- WHAT YOU WILL DO
Extract and list every line that contains the word "Rate".

- GIVEN DATA
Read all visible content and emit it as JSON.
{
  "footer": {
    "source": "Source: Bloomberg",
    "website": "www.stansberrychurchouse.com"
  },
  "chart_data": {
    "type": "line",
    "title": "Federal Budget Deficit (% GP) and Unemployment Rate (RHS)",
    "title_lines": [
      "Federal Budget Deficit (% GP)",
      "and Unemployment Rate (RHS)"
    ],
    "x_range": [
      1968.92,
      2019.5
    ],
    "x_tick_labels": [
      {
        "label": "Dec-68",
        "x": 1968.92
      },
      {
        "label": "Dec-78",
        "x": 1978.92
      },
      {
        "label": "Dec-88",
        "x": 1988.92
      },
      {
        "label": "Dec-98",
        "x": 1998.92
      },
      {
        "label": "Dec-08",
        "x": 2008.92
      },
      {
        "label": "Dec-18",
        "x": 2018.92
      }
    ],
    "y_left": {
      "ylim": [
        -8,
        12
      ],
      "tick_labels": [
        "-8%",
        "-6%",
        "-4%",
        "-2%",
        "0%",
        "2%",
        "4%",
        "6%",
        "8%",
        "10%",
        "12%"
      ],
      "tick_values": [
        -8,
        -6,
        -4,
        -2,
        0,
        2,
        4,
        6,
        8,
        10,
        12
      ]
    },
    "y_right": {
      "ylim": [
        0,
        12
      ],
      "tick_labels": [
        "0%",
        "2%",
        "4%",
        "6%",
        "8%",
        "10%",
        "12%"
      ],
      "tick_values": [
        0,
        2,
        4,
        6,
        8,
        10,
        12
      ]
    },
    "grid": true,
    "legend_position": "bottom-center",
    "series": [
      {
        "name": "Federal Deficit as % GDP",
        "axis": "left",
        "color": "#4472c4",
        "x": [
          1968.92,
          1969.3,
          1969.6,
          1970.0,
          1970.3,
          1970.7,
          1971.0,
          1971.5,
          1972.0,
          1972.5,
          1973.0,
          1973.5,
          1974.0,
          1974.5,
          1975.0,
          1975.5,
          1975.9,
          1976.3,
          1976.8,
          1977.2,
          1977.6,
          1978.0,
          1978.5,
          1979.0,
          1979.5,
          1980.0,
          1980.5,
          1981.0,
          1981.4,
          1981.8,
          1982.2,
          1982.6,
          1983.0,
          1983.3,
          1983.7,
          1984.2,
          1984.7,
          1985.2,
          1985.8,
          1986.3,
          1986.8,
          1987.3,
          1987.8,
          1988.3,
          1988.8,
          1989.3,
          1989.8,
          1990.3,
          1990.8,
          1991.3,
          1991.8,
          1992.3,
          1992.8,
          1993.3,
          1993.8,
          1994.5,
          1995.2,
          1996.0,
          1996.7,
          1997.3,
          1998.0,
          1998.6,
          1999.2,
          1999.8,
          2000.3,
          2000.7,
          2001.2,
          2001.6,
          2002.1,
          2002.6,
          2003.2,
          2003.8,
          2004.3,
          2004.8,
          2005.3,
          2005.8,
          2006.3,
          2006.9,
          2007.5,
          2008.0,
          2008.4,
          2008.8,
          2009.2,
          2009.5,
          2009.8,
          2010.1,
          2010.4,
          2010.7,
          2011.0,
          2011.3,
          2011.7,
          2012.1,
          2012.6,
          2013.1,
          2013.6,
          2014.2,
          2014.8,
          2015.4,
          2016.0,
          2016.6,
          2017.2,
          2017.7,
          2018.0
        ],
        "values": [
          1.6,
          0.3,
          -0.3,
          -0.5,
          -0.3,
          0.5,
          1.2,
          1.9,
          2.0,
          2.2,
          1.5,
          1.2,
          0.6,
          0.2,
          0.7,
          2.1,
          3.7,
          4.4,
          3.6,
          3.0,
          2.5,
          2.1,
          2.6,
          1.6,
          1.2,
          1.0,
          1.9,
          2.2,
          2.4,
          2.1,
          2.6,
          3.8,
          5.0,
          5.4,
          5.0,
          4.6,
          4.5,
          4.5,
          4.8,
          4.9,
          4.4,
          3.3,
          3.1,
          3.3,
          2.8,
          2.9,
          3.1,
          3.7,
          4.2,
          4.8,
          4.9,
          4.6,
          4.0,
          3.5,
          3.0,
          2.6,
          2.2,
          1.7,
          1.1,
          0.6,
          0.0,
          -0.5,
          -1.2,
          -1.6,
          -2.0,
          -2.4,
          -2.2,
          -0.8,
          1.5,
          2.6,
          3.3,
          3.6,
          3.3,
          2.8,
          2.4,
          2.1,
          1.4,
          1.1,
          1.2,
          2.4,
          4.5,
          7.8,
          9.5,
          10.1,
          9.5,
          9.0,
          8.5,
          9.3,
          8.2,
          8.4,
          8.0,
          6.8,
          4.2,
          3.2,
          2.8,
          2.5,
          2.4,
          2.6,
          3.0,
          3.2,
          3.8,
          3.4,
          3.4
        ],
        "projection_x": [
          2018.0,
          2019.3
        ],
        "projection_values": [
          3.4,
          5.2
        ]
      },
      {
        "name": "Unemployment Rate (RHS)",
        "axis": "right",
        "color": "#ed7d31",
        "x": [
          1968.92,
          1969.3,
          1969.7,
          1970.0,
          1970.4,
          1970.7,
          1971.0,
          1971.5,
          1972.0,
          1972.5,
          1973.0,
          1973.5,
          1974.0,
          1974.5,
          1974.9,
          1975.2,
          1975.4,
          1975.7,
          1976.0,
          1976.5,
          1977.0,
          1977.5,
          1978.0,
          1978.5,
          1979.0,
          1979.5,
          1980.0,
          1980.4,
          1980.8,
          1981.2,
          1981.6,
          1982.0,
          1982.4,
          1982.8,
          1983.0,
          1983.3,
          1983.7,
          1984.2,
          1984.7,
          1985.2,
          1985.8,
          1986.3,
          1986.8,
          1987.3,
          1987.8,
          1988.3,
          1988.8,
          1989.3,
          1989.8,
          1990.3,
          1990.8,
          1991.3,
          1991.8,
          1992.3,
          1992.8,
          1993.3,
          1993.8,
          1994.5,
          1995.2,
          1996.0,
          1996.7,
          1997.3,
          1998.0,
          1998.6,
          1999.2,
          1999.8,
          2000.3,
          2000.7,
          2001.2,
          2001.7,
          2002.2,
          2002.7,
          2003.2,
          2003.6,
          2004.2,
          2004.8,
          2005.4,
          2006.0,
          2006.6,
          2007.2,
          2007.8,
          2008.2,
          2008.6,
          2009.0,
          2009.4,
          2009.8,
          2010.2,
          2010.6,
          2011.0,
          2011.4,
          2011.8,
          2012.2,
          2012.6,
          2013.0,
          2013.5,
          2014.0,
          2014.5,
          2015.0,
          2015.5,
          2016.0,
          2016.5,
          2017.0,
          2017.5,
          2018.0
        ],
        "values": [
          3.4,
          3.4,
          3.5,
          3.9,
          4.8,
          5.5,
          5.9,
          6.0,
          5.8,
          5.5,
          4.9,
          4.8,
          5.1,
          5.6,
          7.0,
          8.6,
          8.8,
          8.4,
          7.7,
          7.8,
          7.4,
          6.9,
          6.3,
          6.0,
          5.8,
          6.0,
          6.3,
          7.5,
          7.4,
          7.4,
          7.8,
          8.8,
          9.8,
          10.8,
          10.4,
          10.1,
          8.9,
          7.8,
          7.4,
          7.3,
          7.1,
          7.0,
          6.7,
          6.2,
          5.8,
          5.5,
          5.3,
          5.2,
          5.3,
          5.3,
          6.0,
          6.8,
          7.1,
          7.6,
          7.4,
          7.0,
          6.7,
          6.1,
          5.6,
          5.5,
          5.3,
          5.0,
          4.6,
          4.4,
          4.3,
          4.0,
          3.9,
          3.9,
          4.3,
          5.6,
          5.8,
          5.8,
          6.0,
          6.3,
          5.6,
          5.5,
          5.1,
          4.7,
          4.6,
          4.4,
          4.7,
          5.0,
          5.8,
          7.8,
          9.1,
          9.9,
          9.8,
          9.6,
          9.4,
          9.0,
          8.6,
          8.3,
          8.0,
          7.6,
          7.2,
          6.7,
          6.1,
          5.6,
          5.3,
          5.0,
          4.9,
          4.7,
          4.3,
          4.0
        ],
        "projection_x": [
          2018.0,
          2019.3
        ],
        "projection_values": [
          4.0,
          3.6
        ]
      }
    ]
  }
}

- EXERCISE RESULT
    "title": "Federal Budget Deficit (% GP) and Unemployment Rate (RHS)",
      "and Unemployment Rate (RHS)"
        "name": "Unemployment Rate (RHS)",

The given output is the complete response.